Request →
Sort through the data and copy the lines holding the word "天津新河船厂".

Dataset →

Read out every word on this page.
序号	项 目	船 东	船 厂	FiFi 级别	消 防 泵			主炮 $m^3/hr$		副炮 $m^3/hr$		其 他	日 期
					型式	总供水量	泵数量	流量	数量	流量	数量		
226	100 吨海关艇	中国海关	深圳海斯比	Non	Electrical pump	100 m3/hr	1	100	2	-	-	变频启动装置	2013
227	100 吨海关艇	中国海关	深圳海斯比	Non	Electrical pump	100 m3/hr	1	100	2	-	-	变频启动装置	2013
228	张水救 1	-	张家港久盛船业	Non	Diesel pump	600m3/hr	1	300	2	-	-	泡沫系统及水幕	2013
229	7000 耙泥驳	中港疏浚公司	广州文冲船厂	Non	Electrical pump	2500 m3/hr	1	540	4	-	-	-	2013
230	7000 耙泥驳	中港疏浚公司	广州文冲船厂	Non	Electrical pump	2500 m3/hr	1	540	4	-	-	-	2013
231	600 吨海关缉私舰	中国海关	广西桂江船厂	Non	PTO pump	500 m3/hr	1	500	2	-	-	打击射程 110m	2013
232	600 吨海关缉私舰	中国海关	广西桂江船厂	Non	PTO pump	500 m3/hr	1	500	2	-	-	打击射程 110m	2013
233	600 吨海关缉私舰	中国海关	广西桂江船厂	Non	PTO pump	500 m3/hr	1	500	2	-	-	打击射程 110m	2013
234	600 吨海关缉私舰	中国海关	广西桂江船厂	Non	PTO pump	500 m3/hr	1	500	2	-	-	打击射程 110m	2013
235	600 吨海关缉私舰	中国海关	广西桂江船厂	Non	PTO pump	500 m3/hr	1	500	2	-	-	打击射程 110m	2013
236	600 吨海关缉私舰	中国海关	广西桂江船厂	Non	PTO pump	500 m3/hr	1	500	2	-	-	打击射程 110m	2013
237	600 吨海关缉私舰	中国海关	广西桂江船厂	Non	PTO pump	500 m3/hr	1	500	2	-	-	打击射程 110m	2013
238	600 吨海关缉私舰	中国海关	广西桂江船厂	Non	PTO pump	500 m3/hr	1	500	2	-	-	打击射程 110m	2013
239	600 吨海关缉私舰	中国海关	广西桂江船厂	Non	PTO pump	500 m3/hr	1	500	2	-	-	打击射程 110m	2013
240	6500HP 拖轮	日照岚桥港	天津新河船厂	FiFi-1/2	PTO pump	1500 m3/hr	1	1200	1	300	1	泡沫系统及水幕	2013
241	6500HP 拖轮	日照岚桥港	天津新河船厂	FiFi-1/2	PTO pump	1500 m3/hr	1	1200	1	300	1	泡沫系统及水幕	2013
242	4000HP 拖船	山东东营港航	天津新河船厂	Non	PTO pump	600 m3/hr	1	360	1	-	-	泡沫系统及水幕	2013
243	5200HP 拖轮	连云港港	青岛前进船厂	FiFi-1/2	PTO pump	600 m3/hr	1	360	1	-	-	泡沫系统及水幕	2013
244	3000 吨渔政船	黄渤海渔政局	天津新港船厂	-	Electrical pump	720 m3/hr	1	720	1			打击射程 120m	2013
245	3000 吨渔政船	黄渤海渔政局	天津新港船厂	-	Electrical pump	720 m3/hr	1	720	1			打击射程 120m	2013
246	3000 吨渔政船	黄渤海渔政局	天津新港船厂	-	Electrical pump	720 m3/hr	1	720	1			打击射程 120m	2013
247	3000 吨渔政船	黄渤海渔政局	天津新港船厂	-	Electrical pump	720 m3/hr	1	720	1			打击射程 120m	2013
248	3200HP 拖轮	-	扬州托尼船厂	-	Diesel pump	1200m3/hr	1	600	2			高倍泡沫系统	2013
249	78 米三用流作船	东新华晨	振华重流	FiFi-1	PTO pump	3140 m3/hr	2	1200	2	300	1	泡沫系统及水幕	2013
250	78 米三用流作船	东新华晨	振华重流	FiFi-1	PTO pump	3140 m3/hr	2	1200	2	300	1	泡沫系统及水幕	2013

Output of the exercise →
240	6500HP 拖轮	日照岚桥港	天津新河船厂	FiFi-1/2	PTO pump	1500 m3/hr	1	1200	1	300	1	泡沫系统及水幕	2013
241	6500HP 拖轮	日照岚桥港	天津新河船厂	FiFi-1/2	PTO pump	1500 m3/hr	1	1200	1	300	1	泡沫系统及水幕	2013
242	4000HP 拖船	山东东营港航	天津新河船厂	Non	PTO pump	600 m3/hr	1	360	1	-	-	泡沫系统及水幕	2013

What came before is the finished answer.